==== Records shown ====
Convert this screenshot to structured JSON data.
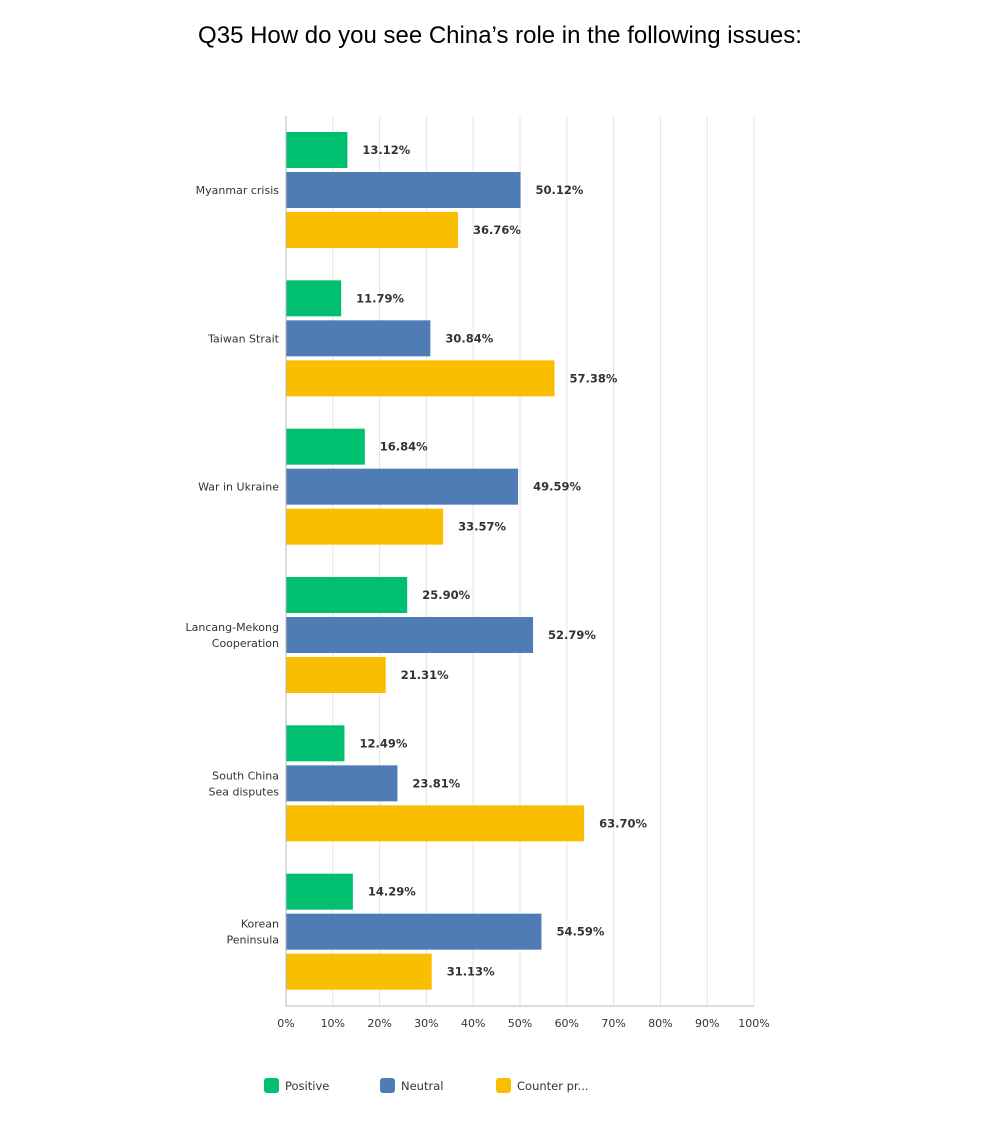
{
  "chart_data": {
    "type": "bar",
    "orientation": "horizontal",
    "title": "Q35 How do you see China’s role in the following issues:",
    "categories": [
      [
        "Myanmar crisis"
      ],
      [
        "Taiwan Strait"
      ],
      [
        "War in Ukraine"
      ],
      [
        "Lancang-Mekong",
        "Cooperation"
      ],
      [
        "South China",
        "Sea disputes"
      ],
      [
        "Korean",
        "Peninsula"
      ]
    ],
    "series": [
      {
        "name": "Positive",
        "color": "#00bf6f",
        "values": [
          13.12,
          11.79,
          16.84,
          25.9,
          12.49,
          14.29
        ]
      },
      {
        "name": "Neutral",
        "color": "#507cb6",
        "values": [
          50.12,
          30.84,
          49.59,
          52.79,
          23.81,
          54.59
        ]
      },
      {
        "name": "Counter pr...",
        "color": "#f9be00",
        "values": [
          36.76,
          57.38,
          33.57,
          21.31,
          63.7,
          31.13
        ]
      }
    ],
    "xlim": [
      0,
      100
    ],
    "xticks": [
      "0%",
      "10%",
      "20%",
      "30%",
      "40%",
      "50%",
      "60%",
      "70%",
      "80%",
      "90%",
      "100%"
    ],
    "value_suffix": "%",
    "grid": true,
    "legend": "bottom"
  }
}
====
==== Records shown ====
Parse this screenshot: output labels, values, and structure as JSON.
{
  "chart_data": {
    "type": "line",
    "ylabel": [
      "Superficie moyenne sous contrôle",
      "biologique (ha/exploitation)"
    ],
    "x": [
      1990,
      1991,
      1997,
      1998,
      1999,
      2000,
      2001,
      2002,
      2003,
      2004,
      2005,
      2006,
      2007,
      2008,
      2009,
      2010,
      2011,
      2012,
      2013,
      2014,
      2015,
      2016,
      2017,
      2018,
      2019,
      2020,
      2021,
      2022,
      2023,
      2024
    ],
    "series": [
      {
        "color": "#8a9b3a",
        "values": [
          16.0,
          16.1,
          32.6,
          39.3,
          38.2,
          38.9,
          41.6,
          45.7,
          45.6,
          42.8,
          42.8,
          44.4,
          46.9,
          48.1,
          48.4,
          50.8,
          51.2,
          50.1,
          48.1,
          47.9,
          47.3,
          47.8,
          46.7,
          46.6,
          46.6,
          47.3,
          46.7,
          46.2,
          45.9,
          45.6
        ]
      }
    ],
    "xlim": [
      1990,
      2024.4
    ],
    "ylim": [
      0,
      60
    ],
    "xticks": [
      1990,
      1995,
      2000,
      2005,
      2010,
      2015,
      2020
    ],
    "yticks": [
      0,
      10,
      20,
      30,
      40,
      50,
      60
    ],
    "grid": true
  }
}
====
Aim of the exercise: From the listing above, collect each line in which the string "color" appears.

The solution:
        "color": "#00bf6f",
        "color": "#507cb6",
        "color": "#f9be00",
        "color": "#8a9b3a",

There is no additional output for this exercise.